Job
Would you restate, exactly as they appear, the lines from the one containing "What does this" through the end of the data below?

== Source data

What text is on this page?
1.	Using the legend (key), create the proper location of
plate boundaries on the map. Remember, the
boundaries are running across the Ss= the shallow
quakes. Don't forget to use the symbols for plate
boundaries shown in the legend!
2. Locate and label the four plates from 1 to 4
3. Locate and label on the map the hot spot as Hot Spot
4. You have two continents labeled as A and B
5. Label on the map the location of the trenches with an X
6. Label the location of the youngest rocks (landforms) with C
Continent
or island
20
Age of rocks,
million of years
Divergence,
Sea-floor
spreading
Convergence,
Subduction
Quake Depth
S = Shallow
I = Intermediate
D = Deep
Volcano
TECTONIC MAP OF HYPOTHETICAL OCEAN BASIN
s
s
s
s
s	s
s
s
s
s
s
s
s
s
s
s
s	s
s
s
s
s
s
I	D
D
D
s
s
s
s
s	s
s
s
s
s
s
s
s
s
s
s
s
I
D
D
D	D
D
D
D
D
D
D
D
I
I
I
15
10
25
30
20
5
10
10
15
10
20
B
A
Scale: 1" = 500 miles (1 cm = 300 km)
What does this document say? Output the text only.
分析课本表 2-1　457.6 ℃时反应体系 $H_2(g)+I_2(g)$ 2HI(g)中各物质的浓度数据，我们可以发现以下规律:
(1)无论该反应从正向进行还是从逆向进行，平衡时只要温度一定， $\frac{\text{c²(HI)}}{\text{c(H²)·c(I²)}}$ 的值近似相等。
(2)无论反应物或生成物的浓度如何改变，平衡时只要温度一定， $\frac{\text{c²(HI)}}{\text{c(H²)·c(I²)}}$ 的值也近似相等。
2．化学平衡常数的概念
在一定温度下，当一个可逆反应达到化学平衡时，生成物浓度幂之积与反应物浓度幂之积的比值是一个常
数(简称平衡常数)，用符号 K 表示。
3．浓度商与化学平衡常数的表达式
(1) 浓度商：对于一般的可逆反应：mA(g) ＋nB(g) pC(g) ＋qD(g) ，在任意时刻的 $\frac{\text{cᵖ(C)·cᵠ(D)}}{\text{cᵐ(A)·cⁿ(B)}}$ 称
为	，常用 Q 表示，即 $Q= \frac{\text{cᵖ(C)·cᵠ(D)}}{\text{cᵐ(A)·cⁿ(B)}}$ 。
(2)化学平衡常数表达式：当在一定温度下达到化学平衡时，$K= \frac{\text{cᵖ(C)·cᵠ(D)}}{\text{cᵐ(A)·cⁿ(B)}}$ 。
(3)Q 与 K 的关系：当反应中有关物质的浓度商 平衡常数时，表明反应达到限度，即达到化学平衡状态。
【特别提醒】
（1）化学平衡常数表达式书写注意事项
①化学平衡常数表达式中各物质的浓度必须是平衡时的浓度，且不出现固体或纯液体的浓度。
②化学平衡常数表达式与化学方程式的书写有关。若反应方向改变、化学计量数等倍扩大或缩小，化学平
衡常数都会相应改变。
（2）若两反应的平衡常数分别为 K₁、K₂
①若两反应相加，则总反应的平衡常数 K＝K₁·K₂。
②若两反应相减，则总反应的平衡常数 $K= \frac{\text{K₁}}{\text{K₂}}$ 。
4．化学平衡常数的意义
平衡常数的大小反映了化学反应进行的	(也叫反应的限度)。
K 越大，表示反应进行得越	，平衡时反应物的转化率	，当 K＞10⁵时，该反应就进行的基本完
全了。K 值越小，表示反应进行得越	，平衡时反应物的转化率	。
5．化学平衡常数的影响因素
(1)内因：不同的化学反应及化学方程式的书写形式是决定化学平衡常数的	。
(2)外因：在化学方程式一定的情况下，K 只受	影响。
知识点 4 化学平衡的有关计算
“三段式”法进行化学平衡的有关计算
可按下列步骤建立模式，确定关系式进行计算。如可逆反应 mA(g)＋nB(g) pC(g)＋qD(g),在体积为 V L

====

Worked solution
What does this document say? Output the text only.
分析课本表 2-1　457.6 ℃时反应体系 $H_2(g)+I_2(g)$ 2HI(g)中各物质的浓度数据，我们可以发现以下规律:
(1)无论该反应从正向进行还是从逆向进行，平衡时只要温度一定， $\frac{\text{c²(HI)}}{\text{c(H²)·c(I²)}}$ 的值近似相等。
(2)无论反应物或生成物的浓度如何改变，平衡时只要温度一定， $\frac{\text{c²(HI)}}{\text{c(H²)·c(I²)}}$ 的值也近似相等。
2．化学平衡常数的概念
在一定温度下，当一个可逆反应达到化学平衡时，生成物浓度幂之积与反应物浓度幂之积的比值是一个常
数(简称平衡常数)，用符号 K 表示。
3．浓度商与化学平衡常数的表达式
(1) 浓度商：对于一般的可逆反应：mA(g) ＋nB(g) pC(g) ＋qD(g) ，在任意时刻的 $\frac{\text{cᵖ(C)·cᵠ(D)}}{\text{cᵐ(A)·cⁿ(B)}}$ 称
为	，常用 Q 表示，即 $Q= \frac{\text{cᵖ(C)·cᵠ(D)}}{\text{cᵐ(A)·cⁿ(B)}}$ 。
(2)化学平衡常数表达式：当在一定温度下达到化学平衡时，$K= \frac{\text{cᵖ(C)·cᵠ(D)}}{\text{cᵐ(A)·cⁿ(B)}}$ 。
(3)Q 与 K 的关系：当反应中有关物质的浓度商 平衡常数时，表明反应达到限度，即达到化学平衡状态。
【特别提醒】
（1）化学平衡常数表达式书写注意事项
①化学平衡常数表达式中各物质的浓度必须是平衡时的浓度，且不出现固体或纯液体的浓度。
②化学平衡常数表达式与化学方程式的书写有关。若反应方向改变、化学计量数等倍扩大或缩小，化学平
衡常数都会相应改变。
（2）若两反应的平衡常数分别为 K₁、K₂
①若两反应相加，则总反应的平衡常数 K＝K₁·K₂。
②若两反应相减，则总反应的平衡常数 $K= \frac{\text{K₁}}{\text{K₂}}$ 。
4．化学平衡常数的意义
平衡常数的大小反映了化学反应进行的	(也叫反应的限度)。
K 越大，表示反应进行得越	，平衡时反应物的转化率	，当 K＞10⁵时，该反应就进行的基本完
全了。K 值越小，表示反应进行得越	，平衡时反应物的转化率	。
5．化学平衡常数的影响因素
(1)内因：不同的化学反应及化学方程式的书写形式是决定化学平衡常数的	。
(2)外因：在化学方程式一定的情况下，K 只受	影响。
知识点 4 化学平衡的有关计算
“三段式”法进行化学平衡的有关计算
可按下列步骤建立模式，确定关系式进行计算。如可逆反应 mA(g)＋nB(g) pC(g)＋qD(g),在体积为 V L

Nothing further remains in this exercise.